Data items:
↓↓↓
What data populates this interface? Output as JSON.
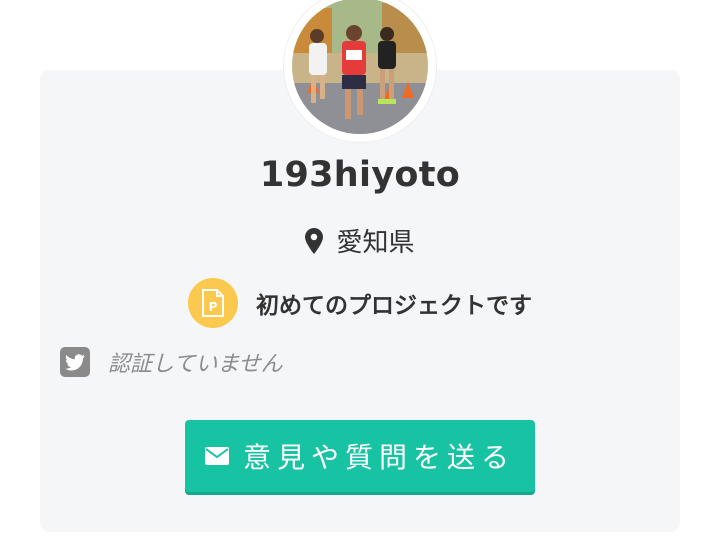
{
  "profile": {
    "username": "193hiyoto",
    "location": "愛知県",
    "project_label": "初めてのプロジェクトです",
    "twitter_status": "認証していません"
  },
  "contact_button": {
    "label": "意見や質問を送る"
  },
  "icons": {
    "location": "map-pin-icon",
    "project": "project-badge-icon",
    "twitter": "twitter-icon",
    "mail": "mail-icon"
  },
  "colors": {
    "card_bg": "#f5f6f8",
    "accent": "#17c3a3",
    "project_badge": "#fbc94d",
    "text": "#333333",
    "muted": "#8c8c8c"
  }
}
↑↑↑
**WHAT YOU NEED TO DO**
Omit the pictures and output all of the other material exactly.

**EXERCISE ANSWER**
What data populates this interface? Output as JSON.
{
  "profile": {
    "username": "193hiyoto",
    "location": "愛知県",
    "project_label": "初めてのプロジェクトです",
    "twitter_status": "認証していません"
  },
  "contact_button": {
    "label": "意見や質問を送る"
  },
  "icons": {
    "location": "map-pin-icon",
    "project": "project-badge-icon",
    "twitter": "twitter-icon",
    "mail": "mail-icon"
  },
  "colors": {
    "card_bg": "#f5f6f8",
    "accent": "#17c3a3",
    "project_badge": "#fbc94d",
    "text": "#333333",
    "muted": "#8c8c8c"
  }
}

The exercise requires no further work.